** START OF DATA RECORDS **

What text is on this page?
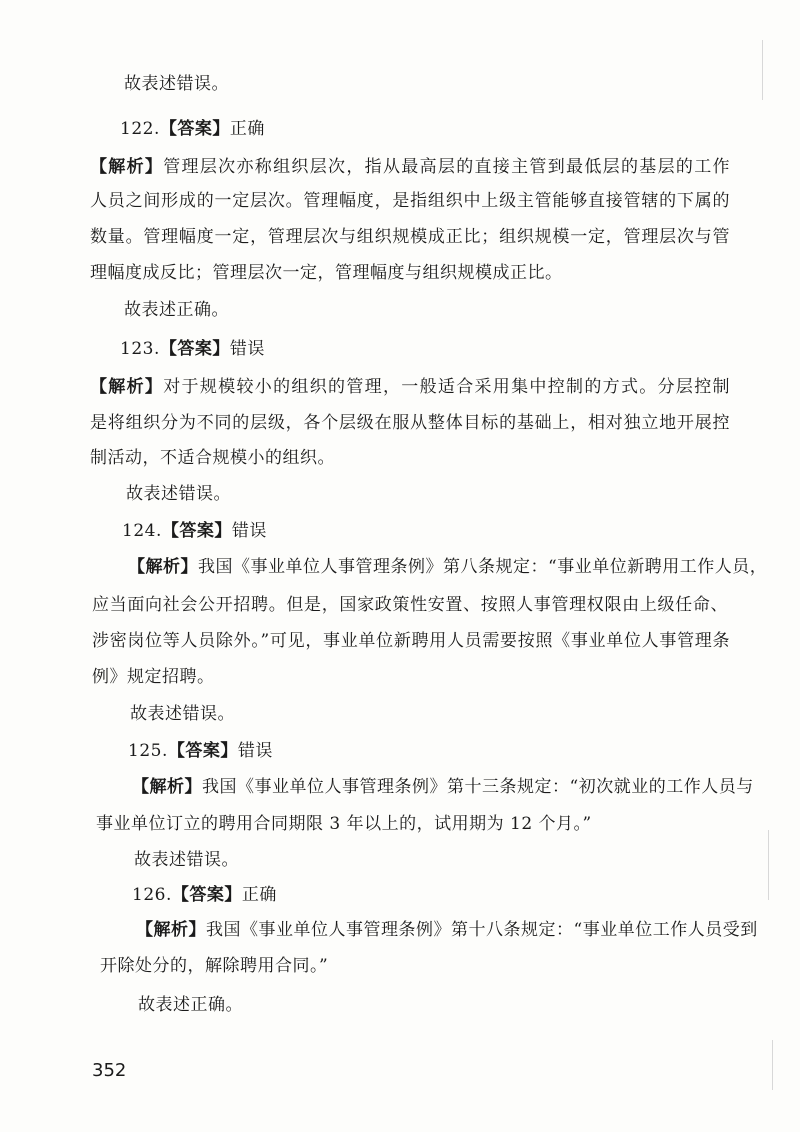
故表述错误。
122.【答案】正确
【解析】管理层次亦称组织层次，指从最高层的直接主管到最低层的基层的工作
人员之间形成的一定层次。管理幅度，是指组织中上级主管能够直接管辖的下属的
数量。管理幅度一定，管理层次与组织规模成正比；组织规模一定，管理层次与管
理幅度成反比；管理层次一定，管理幅度与组织规模成正比。
故表述正确。
123.【答案】错误
【解析】对于规模较小的组织的管理，一般适合采用集中控制的方式。分层控制
是将组织分为不同的层级，各个层级在服从整体目标的基础上，相对独立地开展控
制活动，不适合规模小的组织。
故表述错误。
124.【答案】错误
【解析】我国《事业单位人事管理条例》第八条规定：“事业单位新聘用工作人员，
应当面向社会公开招聘。但是，国家政策性安置、按照人事管理权限由上级任命、
涉密岗位等人员除外。”可见，事业单位新聘用人员需要按照《事业单位人事管理条
例》规定招聘。
故表述错误。
125.【答案】错误
【解析】我国《事业单位人事管理条例》第十三条规定：“初次就业的工作人员与
事业单位订立的聘用合同期限 3 年以上的，试用期为 12 个月。”
故表述错误。
126.【答案】正确
【解析】我国《事业单位人事管理条例》第十八条规定：“事业单位工作人员受到
开除处分的，解除聘用合同。”
故表述正确。
352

** END OF DATA RECORDS **

» PROBLEM
Write out each entry exactly as given, omitting any picture.

» ANSWER BELOW
What text is on this page?
故表述错误。
122.【答案】正确
【解析】管理层次亦称组织层次，指从最高层的直接主管到最低层的基层的工作
人员之间形成的一定层次。管理幅度，是指组织中上级主管能够直接管辖的下属的
数量。管理幅度一定，管理层次与组织规模成正比；组织规模一定，管理层次与管
理幅度成反比；管理层次一定，管理幅度与组织规模成正比。
故表述正确。
123.【答案】错误
【解析】对于规模较小的组织的管理，一般适合采用集中控制的方式。分层控制
是将组织分为不同的层级，各个层级在服从整体目标的基础上，相对独立地开展控
制活动，不适合规模小的组织。
故表述错误。
124.【答案】错误
【解析】我国《事业单位人事管理条例》第八条规定：“事业单位新聘用工作人员，
应当面向社会公开招聘。但是，国家政策性安置、按照人事管理权限由上级任命、
涉密岗位等人员除外。”可见，事业单位新聘用人员需要按照《事业单位人事管理条
例》规定招聘。
故表述错误。
125.【答案】错误
【解析】我国《事业单位人事管理条例》第十三条规定：“初次就业的工作人员与
事业单位订立的聘用合同期限 3 年以上的，试用期为 12 个月。”
故表述错误。
126.【答案】正确
【解析】我国《事业单位人事管理条例》第十八条规定：“事业单位工作人员受到
开除处分的，解除聘用合同。”
故表述正确。
352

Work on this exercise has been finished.